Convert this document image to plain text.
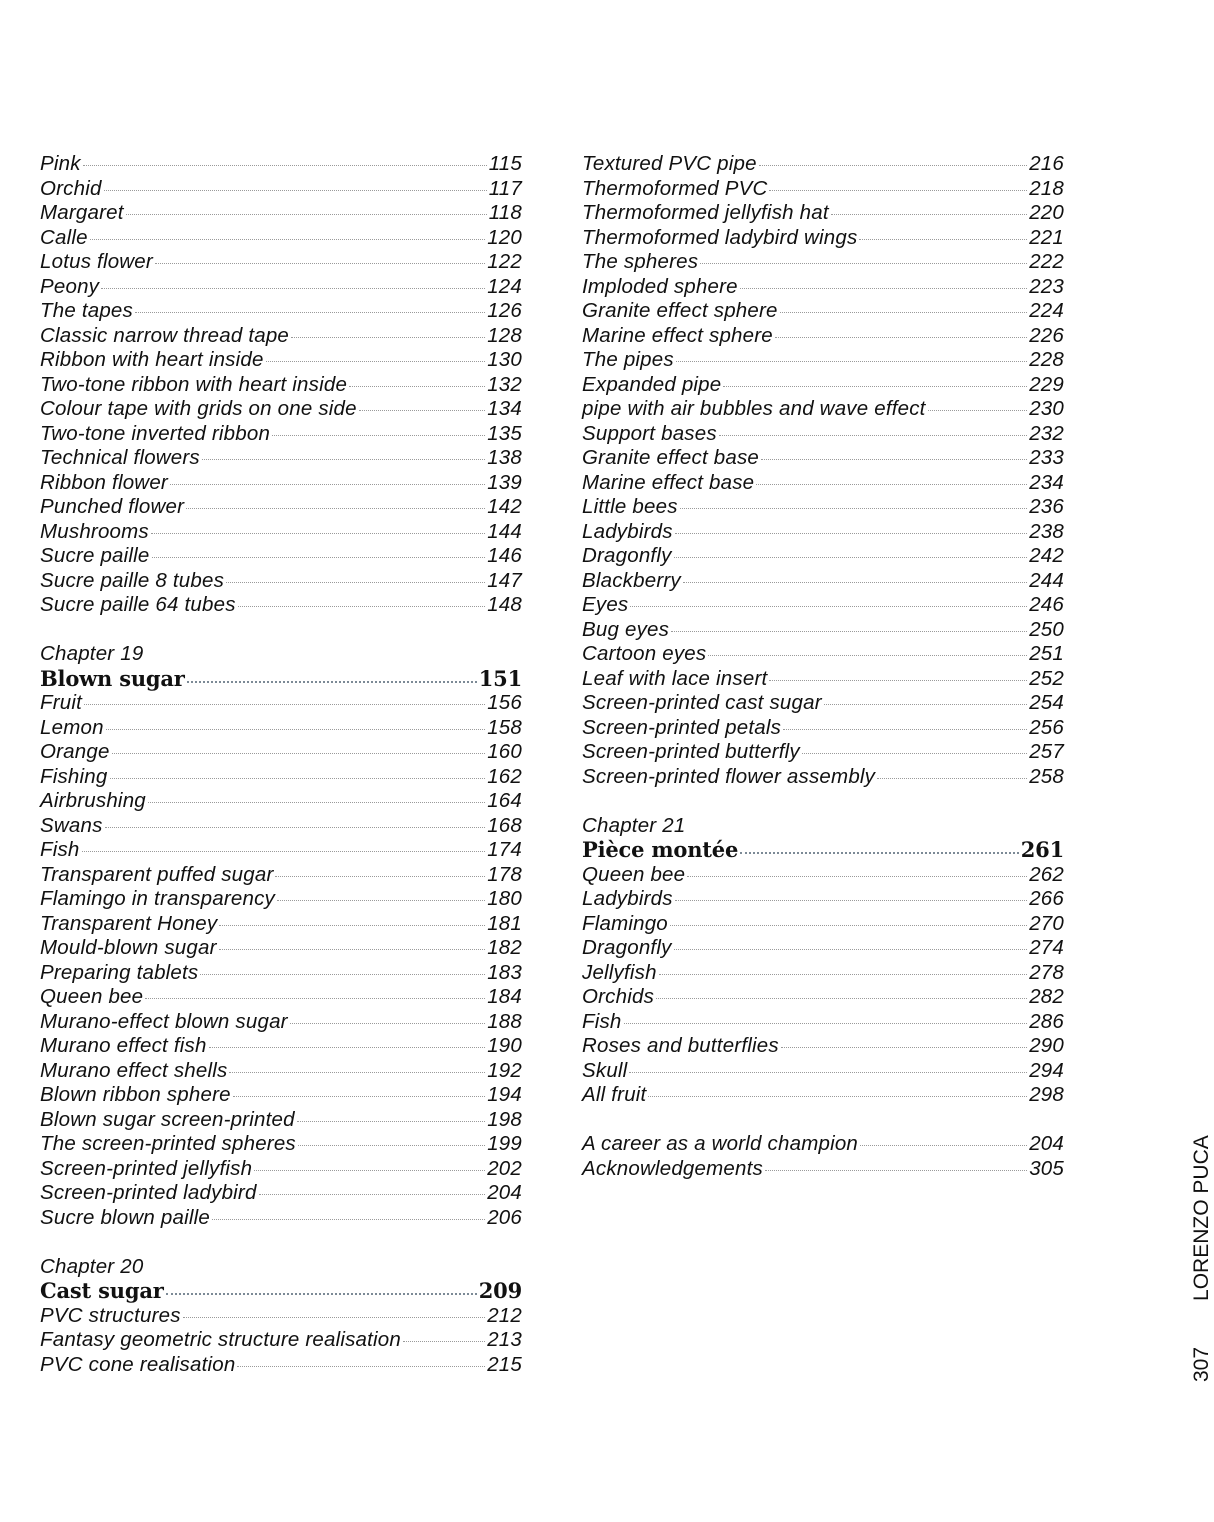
Pink	115
Orchid	117
Margaret	118
Calle	120
Lotus flower	122
Peony	124
The tapes	126
Classic narrow thread tape	128
Ribbon with heart inside	130
Two-tone ribbon with heart inside	132
Colour tape with grids on one side	134
Two-tone inverted ribbon	135
Technical flowers	138
Ribbon flower	139
Punched flower	142
Mushrooms	144
Sucre paille	146
Sucre paille 8 tubes	147
Sucre paille 64 tubes	148
Chapter 19
Blown sugar	151
Fruit	156
Lemon	158
Orange	160
Fishing	162
Airbrushing	164
Swans	168
Fish	174
Transparent puffed sugar	178
Flamingo in transparency	180
Transparent Honey	181
Mould-blown sugar	182
Preparing tablets	183
Queen bee	184
Murano-effect blown sugar	188
Murano effect fish	190
Murano effect shells	192
Blown ribbon sphere	194
Blown sugar screen-printed	198
The screen-printed spheres	199
Screen-printed jellyfish	202
Screen-printed ladybird	204
Sucre blown paille	206
Chapter 20
Cast sugar	209
PVC structures	212
Fantasy geometric structure realisation	213
PVC cone realisation	215
Textured PVC pipe	216
Thermoformed PVC	218
Thermoformed jellyfish hat	220
Thermoformed ladybird wings	221
The spheres	222
Imploded sphere	223
Granite effect sphere	224
Marine effect sphere	226
The pipes	228
Expanded pipe	229
pipe with air bubbles and wave effect	230
Support bases	232
Granite effect base	233
Marine effect base	234
Little bees	236
Ladybirds	238
Dragonfly	242
Blackberry	244
Eyes	246
Bug eyes	250
Cartoon eyes	251
Leaf with lace insert	252
Screen-printed cast sugar	254
Screen-printed petals	256
Screen-printed butterfly	257
Screen-printed flower assembly	258
Chapter 21
Pièce montée	261
Queen bee	262
Ladybirds	266
Flamingo	270
Dragonfly	274
Jellyfish	278
Orchids	282
Fish	286
Roses and butterflies	290
Skull	294
All fruit	298
A career as a world champion	204
Acknowledgements	305
307
LORENZO PUCA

§ WHAT THE TASK ASKS
The data should be printed again unchanged; leave its pictures out.

§ SOLUTION TO THE PROBLEM
Convert this document image to plain text.
Pink	115
Orchid	117
Margaret	118
Calle	120
Lotus flower	122
Peony	124
The tapes	126
Classic narrow thread tape	128
Ribbon with heart inside	130
Two-tone ribbon with heart inside	132
Colour tape with grids on one side	134
Two-tone inverted ribbon	135
Technical flowers	138
Ribbon flower	139
Punched flower	142
Mushrooms	144
Sucre paille	146
Sucre paille 8 tubes	147
Sucre paille 64 tubes	148
Chapter 19
Blown sugar	151
Fruit	156
Lemon	158
Orange	160
Fishing	162
Airbrushing	164
Swans	168
Fish	174
Transparent puffed sugar	178
Flamingo in transparency	180
Transparent Honey	181
Mould-blown sugar	182
Preparing tablets	183
Queen bee	184
Murano-effect blown sugar	188
Murano effect fish	190
Murano effect shells	192
Blown ribbon sphere	194
Blown sugar screen-printed	198
The screen-printed spheres	199
Screen-printed jellyfish	202
Screen-printed ladybird	204
Sucre blown paille	206
Chapter 20
Cast sugar	209
PVC structures	212
Fantasy geometric structure realisation	213
PVC cone realisation	215
Textured PVC pipe	216
Thermoformed PVC	218
Thermoformed jellyfish hat	220
Thermoformed ladybird wings	221
The spheres	222
Imploded sphere	223
Granite effect sphere	224
Marine effect sphere	226
The pipes	228
Expanded pipe	229
pipe with air bubbles and wave effect	230
Support bases	232
Granite effect base	233
Marine effect base	234
Little bees	236
Ladybirds	238
Dragonfly	242
Blackberry	244
Eyes	246
Bug eyes	250
Cartoon eyes	251
Leaf with lace insert	252
Screen-printed cast sugar	254
Screen-printed petals	256
Screen-printed butterfly	257
Screen-printed flower assembly	258
Chapter 21
Pièce montée	261
Queen bee	262
Ladybirds	266
Flamingo	270
Dragonfly	274
Jellyfish	278
Orchids	282
Fish	286
Roses and butterflies	290
Skull	294
All fruit	298
A career as a world champion	204
Acknowledgements	305
307
LORENZO PUCA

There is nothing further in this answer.